The exercise
Give back all the data exactly, line by line.

** start Dataset content **

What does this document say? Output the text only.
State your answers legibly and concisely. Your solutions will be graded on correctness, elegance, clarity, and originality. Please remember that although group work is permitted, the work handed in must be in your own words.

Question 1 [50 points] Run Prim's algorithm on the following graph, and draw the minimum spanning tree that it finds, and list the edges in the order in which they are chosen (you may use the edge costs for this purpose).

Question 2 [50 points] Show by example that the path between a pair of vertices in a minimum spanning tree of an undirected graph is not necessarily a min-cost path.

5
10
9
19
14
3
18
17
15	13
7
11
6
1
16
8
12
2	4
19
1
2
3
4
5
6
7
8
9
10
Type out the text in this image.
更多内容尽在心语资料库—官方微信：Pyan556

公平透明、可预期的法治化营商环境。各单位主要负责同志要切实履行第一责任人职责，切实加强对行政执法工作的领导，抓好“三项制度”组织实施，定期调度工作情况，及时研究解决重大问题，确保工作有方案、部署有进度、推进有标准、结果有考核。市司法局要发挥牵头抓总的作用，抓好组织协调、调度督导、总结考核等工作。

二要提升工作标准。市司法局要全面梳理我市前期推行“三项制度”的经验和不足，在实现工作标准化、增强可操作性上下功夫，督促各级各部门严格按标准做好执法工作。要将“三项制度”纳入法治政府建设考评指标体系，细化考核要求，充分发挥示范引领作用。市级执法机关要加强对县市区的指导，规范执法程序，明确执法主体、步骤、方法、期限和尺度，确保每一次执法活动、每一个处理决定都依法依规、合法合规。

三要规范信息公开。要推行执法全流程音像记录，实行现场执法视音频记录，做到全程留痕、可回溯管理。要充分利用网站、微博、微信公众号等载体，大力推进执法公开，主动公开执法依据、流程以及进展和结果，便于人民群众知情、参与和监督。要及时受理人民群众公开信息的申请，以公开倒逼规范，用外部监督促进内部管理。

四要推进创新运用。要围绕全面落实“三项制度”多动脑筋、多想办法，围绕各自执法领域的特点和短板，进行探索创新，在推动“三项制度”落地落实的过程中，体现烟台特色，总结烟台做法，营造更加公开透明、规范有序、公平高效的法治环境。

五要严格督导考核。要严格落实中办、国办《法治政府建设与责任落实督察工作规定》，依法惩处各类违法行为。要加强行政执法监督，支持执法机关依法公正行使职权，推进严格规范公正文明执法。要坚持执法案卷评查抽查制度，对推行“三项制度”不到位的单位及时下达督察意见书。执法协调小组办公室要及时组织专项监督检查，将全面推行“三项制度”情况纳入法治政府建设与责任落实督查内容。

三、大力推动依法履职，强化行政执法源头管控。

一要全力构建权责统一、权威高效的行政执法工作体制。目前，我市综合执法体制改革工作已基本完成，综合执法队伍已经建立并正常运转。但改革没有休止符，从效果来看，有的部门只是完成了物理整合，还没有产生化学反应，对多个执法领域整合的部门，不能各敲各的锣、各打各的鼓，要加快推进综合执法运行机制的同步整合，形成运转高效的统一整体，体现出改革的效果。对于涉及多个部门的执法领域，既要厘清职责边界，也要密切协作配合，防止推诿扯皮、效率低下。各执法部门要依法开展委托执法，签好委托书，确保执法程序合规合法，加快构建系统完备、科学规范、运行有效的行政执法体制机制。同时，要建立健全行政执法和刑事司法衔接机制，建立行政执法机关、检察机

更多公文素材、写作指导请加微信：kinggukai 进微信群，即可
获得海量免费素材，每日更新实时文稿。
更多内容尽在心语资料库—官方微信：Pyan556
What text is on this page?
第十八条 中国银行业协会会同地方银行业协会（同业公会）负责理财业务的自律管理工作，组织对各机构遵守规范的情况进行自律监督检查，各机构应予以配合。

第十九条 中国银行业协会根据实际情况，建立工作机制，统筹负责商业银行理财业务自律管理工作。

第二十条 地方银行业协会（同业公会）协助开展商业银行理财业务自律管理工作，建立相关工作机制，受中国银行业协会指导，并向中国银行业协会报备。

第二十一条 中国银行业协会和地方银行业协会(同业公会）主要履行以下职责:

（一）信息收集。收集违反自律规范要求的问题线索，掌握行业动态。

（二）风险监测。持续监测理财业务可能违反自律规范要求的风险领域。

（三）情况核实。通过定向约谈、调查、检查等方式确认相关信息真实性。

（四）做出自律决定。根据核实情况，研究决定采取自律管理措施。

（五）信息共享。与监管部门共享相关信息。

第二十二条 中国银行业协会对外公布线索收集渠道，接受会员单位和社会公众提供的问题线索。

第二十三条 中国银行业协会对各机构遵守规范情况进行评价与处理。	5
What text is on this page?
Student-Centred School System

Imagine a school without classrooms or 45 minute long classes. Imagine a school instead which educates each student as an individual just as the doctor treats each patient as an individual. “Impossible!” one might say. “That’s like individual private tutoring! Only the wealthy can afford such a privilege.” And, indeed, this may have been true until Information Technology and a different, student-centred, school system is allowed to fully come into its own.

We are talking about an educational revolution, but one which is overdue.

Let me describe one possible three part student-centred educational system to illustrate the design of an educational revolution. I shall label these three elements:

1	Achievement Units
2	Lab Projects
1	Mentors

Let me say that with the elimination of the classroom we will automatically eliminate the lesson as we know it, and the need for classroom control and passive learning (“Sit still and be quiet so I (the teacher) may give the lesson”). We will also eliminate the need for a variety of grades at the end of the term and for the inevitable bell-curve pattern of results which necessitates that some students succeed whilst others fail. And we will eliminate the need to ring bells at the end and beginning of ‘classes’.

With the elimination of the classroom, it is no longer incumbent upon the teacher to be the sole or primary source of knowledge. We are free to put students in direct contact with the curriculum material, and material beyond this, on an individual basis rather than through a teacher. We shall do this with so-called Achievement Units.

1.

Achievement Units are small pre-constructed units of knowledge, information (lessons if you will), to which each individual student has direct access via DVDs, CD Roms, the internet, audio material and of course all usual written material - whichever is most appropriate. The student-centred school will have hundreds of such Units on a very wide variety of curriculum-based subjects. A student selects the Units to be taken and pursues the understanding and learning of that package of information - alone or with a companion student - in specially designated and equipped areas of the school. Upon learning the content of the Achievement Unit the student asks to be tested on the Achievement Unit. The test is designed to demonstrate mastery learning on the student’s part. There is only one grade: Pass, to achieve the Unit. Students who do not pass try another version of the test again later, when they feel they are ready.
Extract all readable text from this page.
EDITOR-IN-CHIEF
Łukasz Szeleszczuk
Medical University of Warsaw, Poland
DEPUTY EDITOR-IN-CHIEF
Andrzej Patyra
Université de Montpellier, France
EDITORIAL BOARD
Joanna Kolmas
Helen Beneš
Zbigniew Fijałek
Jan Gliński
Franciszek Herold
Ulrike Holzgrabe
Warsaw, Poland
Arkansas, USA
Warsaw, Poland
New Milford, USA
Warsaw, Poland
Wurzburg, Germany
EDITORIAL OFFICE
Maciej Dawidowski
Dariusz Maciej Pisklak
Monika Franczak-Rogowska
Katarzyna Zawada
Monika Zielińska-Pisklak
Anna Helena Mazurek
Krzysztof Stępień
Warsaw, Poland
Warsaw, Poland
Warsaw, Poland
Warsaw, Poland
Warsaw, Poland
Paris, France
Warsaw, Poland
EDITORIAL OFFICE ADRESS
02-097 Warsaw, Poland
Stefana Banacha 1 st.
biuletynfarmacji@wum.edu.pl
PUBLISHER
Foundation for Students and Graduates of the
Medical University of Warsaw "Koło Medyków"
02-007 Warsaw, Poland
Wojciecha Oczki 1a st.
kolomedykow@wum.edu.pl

** end Dataset content **

Response
What does this document say? Output the text only.
State your answers legibly and concisely. Your solutions will be graded on correctness, elegance, clarity, and originality. Please remember that although group work is permitted, the work handed in must be in your own words.

Question 1 [50 points] Run Prim's algorithm on the following graph, and draw the minimum spanning tree that it finds, and list the edges in the order in which they are chosen (you may use the edge costs for this purpose).

Question 2 [50 points] Show by example that the path between a pair of vertices in a minimum spanning tree of an undirected graph is not necessarily a min-cost path.

5
10
9
19
14
3
18
17
15	13
7
11
6
1
16
8
12
2	4
19
1
2
3
4
5
6
7
8
9
10
Type out the text in this image.
更多内容尽在心语资料库—官方微信：Pyan556

公平透明、可预期的法治化营商环境。各单位主要负责同志要切实履行第一责任人职责，切实加强对行政执法工作的领导，抓好“三项制度”组织实施，定期调度工作情况，及时研究解决重大问题，确保工作有方案、部署有进度、推进有标准、结果有考核。市司法局要发挥牵头抓总的作用，抓好组织协调、调度督导、总结考核等工作。

二要提升工作标准。市司法局要全面梳理我市前期推行“三项制度”的经验和不足，在实现工作标准化、增强可操作性上下功夫，督促各级各部门严格按标准做好执法工作。要将“三项制度”纳入法治政府建设考评指标体系，细化考核要求，充分发挥示范引领作用。市级执法机关要加强对县市区的指导，规范执法程序，明确执法主体、步骤、方法、期限和尺度，确保每一次执法活动、每一个处理决定都依法依规、合法合规。

三要规范信息公开。要推行执法全流程音像记录，实行现场执法视音频记录，做到全程留痕、可回溯管理。要充分利用网站、微博、微信公众号等载体，大力推进执法公开，主动公开执法依据、流程以及进展和结果，便于人民群众知情、参与和监督。要及时受理人民群众公开信息的申请，以公开倒逼规范，用外部监督促进内部管理。

四要推进创新运用。要围绕全面落实“三项制度”多动脑筋、多想办法，围绕各自执法领域的特点和短板，进行探索创新，在推动“三项制度”落地落实的过程中，体现烟台特色，总结烟台做法，营造更加公开透明、规范有序、公平高效的法治环境。

五要严格督导考核。要严格落实中办、国办《法治政府建设与责任落实督察工作规定》，依法惩处各类违法行为。要加强行政执法监督，支持执法机关依法公正行使职权，推进严格规范公正文明执法。要坚持执法案卷评查抽查制度，对推行“三项制度”不到位的单位及时下达督察意见书。执法协调小组办公室要及时组织专项监督检查，将全面推行“三项制度”情况纳入法治政府建设与责任落实督查内容。

三、大力推动依法履职，强化行政执法源头管控。

一要全力构建权责统一、权威高效的行政执法工作体制。目前，我市综合执法体制改革工作已基本完成，综合执法队伍已经建立并正常运转。但改革没有休止符，从效果来看，有的部门只是完成了物理整合，还没有产生化学反应，对多个执法领域整合的部门，不能各敲各的锣、各打各的鼓，要加快推进综合执法运行机制的同步整合，形成运转高效的统一整体，体现出改革的效果。对于涉及多个部门的执法领域，既要厘清职责边界，也要密切协作配合，防止推诿扯皮、效率低下。各执法部门要依法开展委托执法，签好委托书，确保执法程序合规合法，加快构建系统完备、科学规范、运行有效的行政执法体制机制。同时，要建立健全行政执法和刑事司法衔接机制，建立行政执法机关、检察机

更多公文素材、写作指导请加微信：kinggukai 进微信群，即可
获得海量免费素材，每日更新实时文稿。
更多内容尽在心语资料库—官方微信：Pyan556
What text is on this page?
第十八条 中国银行业协会会同地方银行业协会（同业公会）负责理财业务的自律管理工作，组织对各机构遵守规范的情况进行自律监督检查，各机构应予以配合。

第十九条 中国银行业协会根据实际情况，建立工作机制，统筹负责商业银行理财业务自律管理工作。

第二十条 地方银行业协会（同业公会）协助开展商业银行理财业务自律管理工作，建立相关工作机制，受中国银行业协会指导，并向中国银行业协会报备。

第二十一条 中国银行业协会和地方银行业协会(同业公会）主要履行以下职责:

（一）信息收集。收集违反自律规范要求的问题线索，掌握行业动态。

（二）风险监测。持续监测理财业务可能违反自律规范要求的风险领域。

（三）情况核实。通过定向约谈、调查、检查等方式确认相关信息真实性。

（四）做出自律决定。根据核实情况，研究决定采取自律管理措施。

（五）信息共享。与监管部门共享相关信息。

第二十二条 中国银行业协会对外公布线索收集渠道，接受会员单位和社会公众提供的问题线索。

第二十三条 中国银行业协会对各机构遵守规范情况进行评价与处理。	5
What text is on this page?
Student-Centred School System

Imagine a school without classrooms or 45 minute long classes. Imagine a school instead which educates each student as an individual just as the doctor treats each patient as an individual. “Impossible!” one might say. “That’s like individual private tutoring! Only the wealthy can afford such a privilege.” And, indeed, this may have been true until Information Technology and a different, student-centred, school system is allowed to fully come into its own.

We are talking about an educational revolution, but one which is overdue.

Let me describe one possible three part student-centred educational system to illustrate the design of an educational revolution. I shall label these three elements:

1	Achievement Units
2	Lab Projects
1	Mentors

Let me say that with the elimination of the classroom we will automatically eliminate the lesson as we know it, and the need for classroom control and passive learning (“Sit still and be quiet so I (the teacher) may give the lesson”). We will also eliminate the need for a variety of grades at the end of the term and for the inevitable bell-curve pattern of results which necessitates that some students succeed whilst others fail. And we will eliminate the need to ring bells at the end and beginning of ‘classes’.

With the elimination of the classroom, it is no longer incumbent upon the teacher to be the sole or primary source of knowledge. We are free to put students in direct contact with the curriculum material, and material beyond this, on an individual basis rather than through a teacher. We shall do this with so-called Achievement Units.

1.

Achievement Units are small pre-constructed units of knowledge, information (lessons if you will), to which each individual student has direct access via DVDs, CD Roms, the internet, audio material and of course all usual written material - whichever is most appropriate. The student-centred school will have hundreds of such Units on a very wide variety of curriculum-based subjects. A student selects the Units to be taken and pursues the understanding and learning of that package of information - alone or with a companion student - in specially designated and equipped areas of the school. Upon learning the content of the Achievement Unit the student asks to be tested on the Achievement Unit. The test is designed to demonstrate mastery learning on the student’s part. There is only one grade: Pass, to achieve the Unit. Students who do not pass try another version of the test again later, when they feel they are ready.
Extract all readable text from this page.
EDITOR-IN-CHIEF
Łukasz Szeleszczuk
Medical University of Warsaw, Poland
DEPUTY EDITOR-IN-CHIEF
Andrzej Patyra
Université de Montpellier, France
EDITORIAL BOARD
Joanna Kolmas
Helen Beneš
Zbigniew Fijałek
Jan Gliński
Franciszek Herold
Ulrike Holzgrabe
Warsaw, Poland
Arkansas, USA
Warsaw, Poland
New Milford, USA
Warsaw, Poland
Wurzburg, Germany
EDITORIAL OFFICE
Maciej Dawidowski
Dariusz Maciej Pisklak
Monika Franczak-Rogowska
Katarzyna Zawada
Monika Zielińska-Pisklak
Anna Helena Mazurek
Krzysztof Stępień
Warsaw, Poland
Warsaw, Poland
Warsaw, Poland
Warsaw, Poland
Warsaw, Poland
Paris, France
Warsaw, Poland
EDITORIAL OFFICE ADRESS
02-097 Warsaw, Poland
Stefana Banacha 1 st.
biuletynfarmacji@wum.edu.pl
PUBLISHER
Foundation for Students and Graduates of the
Medical University of Warsaw "Koło Medyków"
02-007 Warsaw, Poland
Wojciecha Oczki 1a st.
kolomedykow@wum.edu.pl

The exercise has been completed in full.